(Items from a dataset)
= = =

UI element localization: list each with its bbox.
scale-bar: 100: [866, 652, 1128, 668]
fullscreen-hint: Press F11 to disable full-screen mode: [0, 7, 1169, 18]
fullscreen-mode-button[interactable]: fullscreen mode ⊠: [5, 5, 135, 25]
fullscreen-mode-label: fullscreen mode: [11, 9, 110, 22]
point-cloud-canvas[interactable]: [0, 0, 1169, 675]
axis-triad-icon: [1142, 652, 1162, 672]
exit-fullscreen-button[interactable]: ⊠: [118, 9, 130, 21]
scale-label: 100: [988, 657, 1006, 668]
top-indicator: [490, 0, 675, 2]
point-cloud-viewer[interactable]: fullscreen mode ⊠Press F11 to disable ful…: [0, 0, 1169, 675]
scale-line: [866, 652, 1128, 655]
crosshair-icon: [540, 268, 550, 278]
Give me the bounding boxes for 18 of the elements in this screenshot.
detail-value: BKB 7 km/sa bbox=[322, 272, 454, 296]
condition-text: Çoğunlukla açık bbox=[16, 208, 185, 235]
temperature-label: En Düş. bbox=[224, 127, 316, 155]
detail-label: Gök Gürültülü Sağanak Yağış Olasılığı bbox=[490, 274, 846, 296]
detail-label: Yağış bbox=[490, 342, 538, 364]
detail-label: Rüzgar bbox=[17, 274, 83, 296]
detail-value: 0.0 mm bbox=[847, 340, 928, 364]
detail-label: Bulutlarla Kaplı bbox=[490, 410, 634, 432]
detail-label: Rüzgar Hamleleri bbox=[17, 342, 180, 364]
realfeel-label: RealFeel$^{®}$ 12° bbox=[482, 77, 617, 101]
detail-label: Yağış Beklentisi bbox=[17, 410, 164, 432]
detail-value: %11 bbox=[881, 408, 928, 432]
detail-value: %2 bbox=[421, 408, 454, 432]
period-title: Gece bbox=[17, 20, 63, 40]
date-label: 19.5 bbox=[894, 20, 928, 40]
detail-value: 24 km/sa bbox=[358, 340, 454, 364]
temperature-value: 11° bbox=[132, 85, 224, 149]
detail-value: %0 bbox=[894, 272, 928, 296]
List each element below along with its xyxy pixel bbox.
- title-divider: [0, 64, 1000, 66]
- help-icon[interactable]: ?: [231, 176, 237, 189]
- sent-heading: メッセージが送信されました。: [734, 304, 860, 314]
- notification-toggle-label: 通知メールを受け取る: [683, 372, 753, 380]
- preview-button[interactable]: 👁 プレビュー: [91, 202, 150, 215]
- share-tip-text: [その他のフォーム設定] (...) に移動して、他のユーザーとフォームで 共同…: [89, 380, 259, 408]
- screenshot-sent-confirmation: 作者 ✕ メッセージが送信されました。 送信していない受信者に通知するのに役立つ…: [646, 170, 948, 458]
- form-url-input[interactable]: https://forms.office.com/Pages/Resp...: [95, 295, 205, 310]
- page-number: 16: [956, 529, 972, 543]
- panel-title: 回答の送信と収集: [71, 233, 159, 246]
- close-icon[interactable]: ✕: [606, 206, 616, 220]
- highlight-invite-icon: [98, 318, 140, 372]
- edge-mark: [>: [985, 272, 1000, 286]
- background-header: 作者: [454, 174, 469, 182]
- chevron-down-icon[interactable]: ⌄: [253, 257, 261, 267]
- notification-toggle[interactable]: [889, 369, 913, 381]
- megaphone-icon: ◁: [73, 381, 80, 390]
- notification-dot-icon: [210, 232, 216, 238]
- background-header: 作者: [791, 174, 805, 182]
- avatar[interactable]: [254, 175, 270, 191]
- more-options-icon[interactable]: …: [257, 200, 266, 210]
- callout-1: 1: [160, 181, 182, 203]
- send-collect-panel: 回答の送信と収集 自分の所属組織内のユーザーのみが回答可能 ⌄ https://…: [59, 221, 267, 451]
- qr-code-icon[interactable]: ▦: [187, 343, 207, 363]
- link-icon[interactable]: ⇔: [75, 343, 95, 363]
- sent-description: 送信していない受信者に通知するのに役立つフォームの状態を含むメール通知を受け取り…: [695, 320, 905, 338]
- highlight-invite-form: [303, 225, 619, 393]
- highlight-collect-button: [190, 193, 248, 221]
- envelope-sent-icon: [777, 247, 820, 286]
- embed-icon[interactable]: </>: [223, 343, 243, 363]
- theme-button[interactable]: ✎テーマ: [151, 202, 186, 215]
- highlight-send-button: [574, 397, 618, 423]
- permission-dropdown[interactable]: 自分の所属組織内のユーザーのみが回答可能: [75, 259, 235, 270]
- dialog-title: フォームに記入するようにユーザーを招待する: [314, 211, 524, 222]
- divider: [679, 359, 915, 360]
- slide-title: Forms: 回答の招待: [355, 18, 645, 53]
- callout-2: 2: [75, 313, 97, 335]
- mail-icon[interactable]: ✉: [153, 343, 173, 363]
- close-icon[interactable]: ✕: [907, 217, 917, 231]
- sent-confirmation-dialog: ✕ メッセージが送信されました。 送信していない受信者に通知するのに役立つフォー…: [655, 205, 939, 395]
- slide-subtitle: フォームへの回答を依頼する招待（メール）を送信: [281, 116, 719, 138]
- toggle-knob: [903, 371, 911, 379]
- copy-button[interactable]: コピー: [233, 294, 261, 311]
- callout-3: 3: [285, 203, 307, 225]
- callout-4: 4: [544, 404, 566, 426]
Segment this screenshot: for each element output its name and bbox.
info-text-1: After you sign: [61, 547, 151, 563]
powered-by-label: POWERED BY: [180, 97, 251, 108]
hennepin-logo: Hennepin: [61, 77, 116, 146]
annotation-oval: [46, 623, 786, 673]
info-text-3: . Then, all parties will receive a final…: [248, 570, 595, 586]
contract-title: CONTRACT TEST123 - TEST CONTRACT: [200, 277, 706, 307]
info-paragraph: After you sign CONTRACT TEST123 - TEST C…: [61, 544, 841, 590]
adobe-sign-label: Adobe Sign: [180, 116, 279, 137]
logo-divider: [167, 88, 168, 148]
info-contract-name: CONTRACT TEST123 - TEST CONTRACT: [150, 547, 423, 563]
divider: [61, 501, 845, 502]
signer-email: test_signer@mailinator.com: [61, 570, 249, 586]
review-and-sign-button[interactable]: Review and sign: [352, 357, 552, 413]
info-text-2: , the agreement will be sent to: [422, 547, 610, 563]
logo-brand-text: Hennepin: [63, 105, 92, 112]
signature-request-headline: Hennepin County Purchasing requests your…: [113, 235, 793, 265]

= = =

Goal of the exercise.
Repeat the rows from the start of the records through the line that contains "- help-icon[interactable]: ?: [231, 176, 237, 189]", with both ends included.

Written response.
UI element localization: list each with its bbox.
scale-bar: 100: [866, 652, 1128, 668]
fullscreen-hint: Press F11 to disable full-screen mode: [0, 7, 1169, 18]
fullscreen-mode-button[interactable]: fullscreen mode ⊠: [5, 5, 135, 25]
fullscreen-mode-label: fullscreen mode: [11, 9, 110, 22]
point-cloud-canvas[interactable]: [0, 0, 1169, 675]
axis-triad-icon: [1142, 652, 1162, 672]
exit-fullscreen-button[interactable]: ⊠: [118, 9, 130, 21]
scale-label: 100: [988, 657, 1006, 668]
top-indicator: [490, 0, 675, 2]
point-cloud-viewer[interactable]: fullscreen mode ⊠Press F11 to disable ful…: [0, 0, 1169, 675]
scale-line: [866, 652, 1128, 655]
crosshair-icon: [540, 268, 550, 278]
Give me the bounding boxes for 18 of the elements in this screenshot.
detail-value: BKB 7 km/sa bbox=[322, 272, 454, 296]
condition-text: Çoğunlukla açık bbox=[16, 208, 185, 235]
temperature-label: En Düş. bbox=[224, 127, 316, 155]
detail-label: Gök Gürültülü Sağanak Yağış Olasılığı bbox=[490, 274, 846, 296]
detail-label: Yağış bbox=[490, 342, 538, 364]
detail-label: Rüzgar bbox=[17, 274, 83, 296]
detail-value: 0.0 mm bbox=[847, 340, 928, 364]
detail-label: Bulutlarla Kaplı bbox=[490, 410, 634, 432]
detail-label: Rüzgar Hamleleri bbox=[17, 342, 180, 364]
realfeel-label: RealFeel$^{®}$ 12° bbox=[482, 77, 617, 101]
detail-label: Yağış Beklentisi bbox=[17, 410, 164, 432]
detail-value: %11 bbox=[881, 408, 928, 432]
detail-value: %2 bbox=[421, 408, 454, 432]
period-title: Gece bbox=[17, 20, 63, 40]
date-label: 19.5 bbox=[894, 20, 928, 40]
detail-value: 24 km/sa bbox=[358, 340, 454, 364]
temperature-value: 11° bbox=[132, 85, 224, 149]
detail-value: %0 bbox=[894, 272, 928, 296]
List each element below along with its xyxy pixel bbox.
- title-divider: [0, 64, 1000, 66]
- help-icon[interactable]: ?: [231, 176, 237, 189]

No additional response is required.